* [TASK INSTRUCTIONS]:
Gather up every line that includes the string "will".
※ ※ ※
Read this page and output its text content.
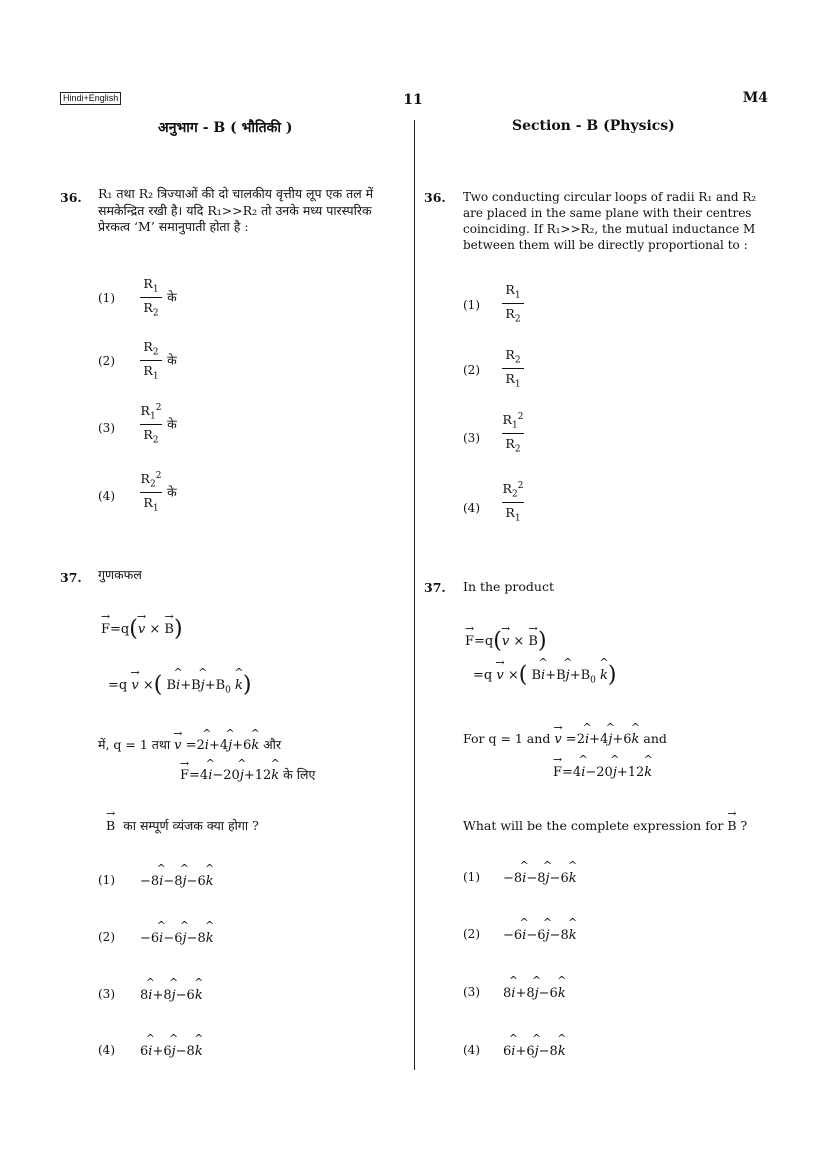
Hindi+English	11	M4
अनुभाग - B ( भौतिकी )	Section - B (Physics)
36. R₁ तथा R₂ त्रिज्याओं की दो चालकीय वृत्तीय लूप एक तल में समकेन्द्रित रखी है। यदि R₁>>R₂ तो उनके मध्य पारस्परिक प्रेरकत्व ‘M’ समानुपाती होता है :
$(1) \frac{R_1}{R_2}$ के
$(2) \frac{R_2}{R_1}$ के
$(3) \frac{R_1^2}{R_2}$ के
$(4) \frac{R_2^2}{R_1}$ के
37. गुणकफल
→ F=q(→ v × → B)
=q → v ×( B^ i+B^ $j+B_0$ ^ k)
में, q = 1 तथा → v =2^ i+4^ j+6^ k और
→ F=4^ i−20^ j+12^ k के लिए
→ B का सम्पूर्ण व्यंजक क्या होगा ?
(1) −8^ i−8^ j−6^ k
(2) −6^ i−6^ j−8^ k
(3) 8^ i+8^ j−6^ k
(4) 6^ i+6^ j−8^ k
36. Two conducting circular loops of radii R₁ and R₂ are placed in the same plane with their centres coinciding. If R₁>>R₂, the mutual inductance M between them will be directly proportional to :
$(1) \frac{R_1}{R_2}$
$(2) \frac{R_2}{R_1}$
$(3) \frac{R_1^2}{R_2}$
$(4) \frac{R_2^2}{R_1}$
37. In the product
→ F=q(→ v × → B)
=q → v ×( B^ i+B^ $j+B_0$ ^ k)
For q = 1 and → v =2^ i+4^ j+6^ k and
→ F=4^ i−20^ j+12^ k
What will be the complete expression for → B ?
(1) −8^ i−8^ j−6^ k
(2) −6^ i−6^ j−8^ k
(3) 8^ i+8^ j−6^ k
(4) 6^ i+6^ j−8^ k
※ ※ ※
* [EXERCISE ANSWER]:
36. Two conducting circular loops of radii R₁ and R₂ are placed in the same plane with their centres coinciding. If R₁>>R₂, the mutual inductance M between them will be directly proportional to :
What will be the complete expression for → B ?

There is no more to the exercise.